> _Given problem_:
From the records below, copy every line that contains the word "причинения".
START Records for the task
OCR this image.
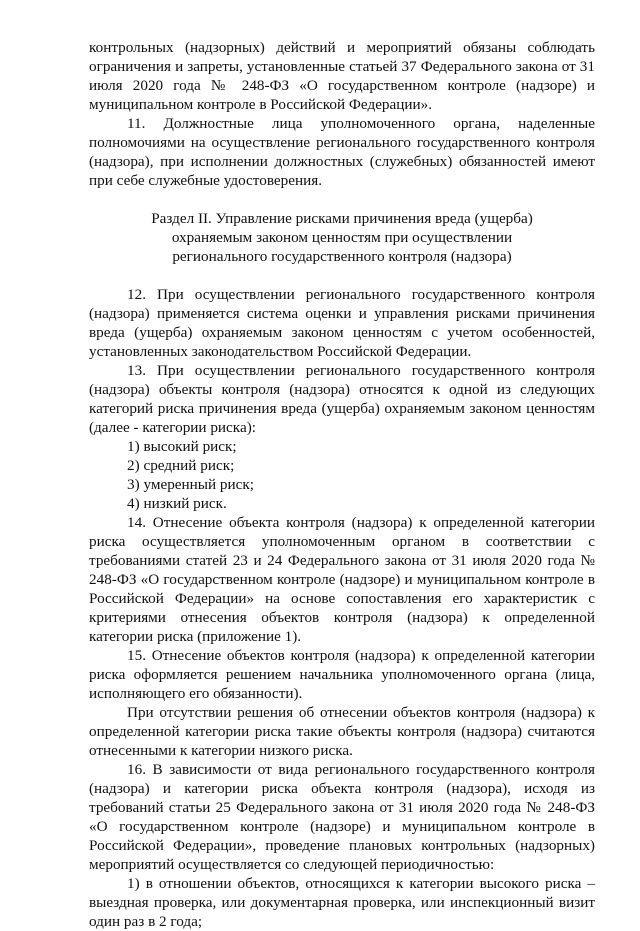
контрольных (надзорных) действий и мероприятий обязаны соблюдать ограничения и запреты, установленные статьей 37 Федерального закона от 31 июля 2020 года № 248-ФЗ «О государственном контроле (надзоре) и муниципальном контроле в Российской Федерации».

11. Должностные лица уполномоченного органа, наделенные полномочиями на осуществление регионального государственного контроля (надзора), при исполнении должностных (служебных) обязанностей имеют при себе служебные удостоверения.

Раздел II. Управление рисками причинения вреда (ущерба)
охраняемым законом ценностям при осуществлении
регионального государственного контроля (надзора)

12. При осуществлении регионального государственного контроля (надзора) применяется система оценки и управления рисками причинения вреда (ущерба) охраняемым законом ценностям с учетом особенностей, установленных законодательством Российской Федерации.

13. При осуществлении регионального государственного контроля (надзора) объекты контроля (надзора) относятся к одной из следующих категорий риска причинения вреда (ущерба) охраняемым законом ценностям (далее - категории риска):

1) высокий риск;

2) средний риск;

3) умеренный риск;

4) низкий риск.

14. Отнесение объекта контроля (надзора) к определенной категории риска осуществляется уполномоченным органом в соответствии с требованиями статей 23 и 24 Федерального закона от 31 июля 2020 года № 248-ФЗ «О государственном контроле (надзоре) и муниципальном контроле в Российской Федерации» на основе сопоставления его характеристик с критериями отнесения объектов контроля (надзора) к определенной категории риска (приложение 1).

15. Отнесение объектов контроля (надзора) к определенной категории риска оформляется решением начальника уполномоченного органа (лица, исполняющего его обязанности).

При отсутствии решения об отнесении объектов контроля (надзора) к определенной категории риска такие объекты контроля (надзора) считаются отнесенными к категории низкого риска.

16. В зависимости от вида регионального государственного контроля (надзора) и категории риска объекта контроля (надзора), исходя из требований статьи 25 Федерального закона от 31 июля 2020 года № 248-ФЗ «О государственном контроле (надзоре) и муниципальном контроле в Российской Федерации», проведение плановых контрольных (надзорных) мероприятий осуществляется со следующей периодичностью:

1) в отношении объектов, относящихся к категории высокого риска – выездная проверка, или документарная проверка, или инспекционный визит один раз в 2 года;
END Records for the task
> _Solution_:
Раздел II. Управление рисками причинения вреда (ущерба)
12. При осуществлении регионального государственного контроля (надзора) применяется система оценки и управления рисками причинения вреда (ущерба) охраняемым законом ценностям с учетом особенностей, установленных законодательством Российской Федерации.
13. При осуществлении регионального государственного контроля (надзора) объекты контроля (надзора) относятся к одной из следующих категорий риска причинения вреда (ущерба) охраняемым законом ценностям (далее - категории риска):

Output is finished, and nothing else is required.